* **What you are asked to do**: Pick out every line in the records below that contains the word "idler" and copy each one.

● ● ● ● ●

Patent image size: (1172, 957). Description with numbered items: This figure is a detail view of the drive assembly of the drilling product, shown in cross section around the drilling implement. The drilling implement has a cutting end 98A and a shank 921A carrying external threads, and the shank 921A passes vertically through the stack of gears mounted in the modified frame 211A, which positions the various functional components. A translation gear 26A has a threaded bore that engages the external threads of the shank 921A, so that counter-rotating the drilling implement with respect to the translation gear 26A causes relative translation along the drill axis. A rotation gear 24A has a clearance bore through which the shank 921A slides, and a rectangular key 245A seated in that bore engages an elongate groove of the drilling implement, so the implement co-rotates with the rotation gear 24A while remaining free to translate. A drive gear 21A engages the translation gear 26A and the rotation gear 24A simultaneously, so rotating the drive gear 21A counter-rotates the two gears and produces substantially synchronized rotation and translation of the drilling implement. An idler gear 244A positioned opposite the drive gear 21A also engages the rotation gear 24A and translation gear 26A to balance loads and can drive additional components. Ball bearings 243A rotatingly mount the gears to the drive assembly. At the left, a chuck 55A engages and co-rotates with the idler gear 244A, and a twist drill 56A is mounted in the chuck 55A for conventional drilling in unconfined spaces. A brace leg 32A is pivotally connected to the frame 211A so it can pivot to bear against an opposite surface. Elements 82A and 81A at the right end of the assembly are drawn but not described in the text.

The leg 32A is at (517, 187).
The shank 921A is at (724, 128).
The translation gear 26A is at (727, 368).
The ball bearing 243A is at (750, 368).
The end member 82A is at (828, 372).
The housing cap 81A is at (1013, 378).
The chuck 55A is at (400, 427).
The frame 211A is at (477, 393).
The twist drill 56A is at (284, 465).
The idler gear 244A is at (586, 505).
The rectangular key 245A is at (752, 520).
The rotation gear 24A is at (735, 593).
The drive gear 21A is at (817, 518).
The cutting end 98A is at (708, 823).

● ● ● ● ●

* **Answer to this problem**:
Patent image size: (1172, 957). Description with numbered items: This figure is a detail view of the drive assembly of the drilling product, shown in cross section around the drilling implement. The drilling implement has a cutting end 98A and a shank 921A carrying external threads, and the shank 921A passes vertically through the stack of gears mounted in the modified frame 211A, which positions the various functional components. A translation gear 26A has a threaded bore that engages the external threads of the shank 921A, so that counter-rotating the drilling implement with respect to the translation gear 26A causes relative translation along the drill axis. A rotation gear 24A has a clearance bore through which the shank 921A slides, and a rectangular key 245A seated in that bore engages an elongate groove of the drilling implement, so the implement co-rotates with the rotation gear 24A while remaining free to translate. A drive gear 21A engages the translation gear 26A and the rotation gear 24A simultaneously, so rotating the drive gear 21A counter-rotates the two gears and produces substantially synchronized rotation and translation of the drilling implement. An idler gear 244A positioned opposite the drive gear 21A also engages the rotation gear 24A and translation gear 26A to balance loads and can drive additional components. Ball bearings 243A rotatingly mount the gears to the drive assembly. At the left, a chuck 55A engages and co-rotates with the idler gear 244A, and a twist drill 56A is mounted in the chuck 55A for conventional drilling in unconfined spaces. A brace leg 32A is pivotally connected to the frame 211A so it can pivot to bear against an opposite surface. Elements 82A and 81A at the right end of the assembly are drawn but not described in the text.
The idler gear 244A is at (586, 505).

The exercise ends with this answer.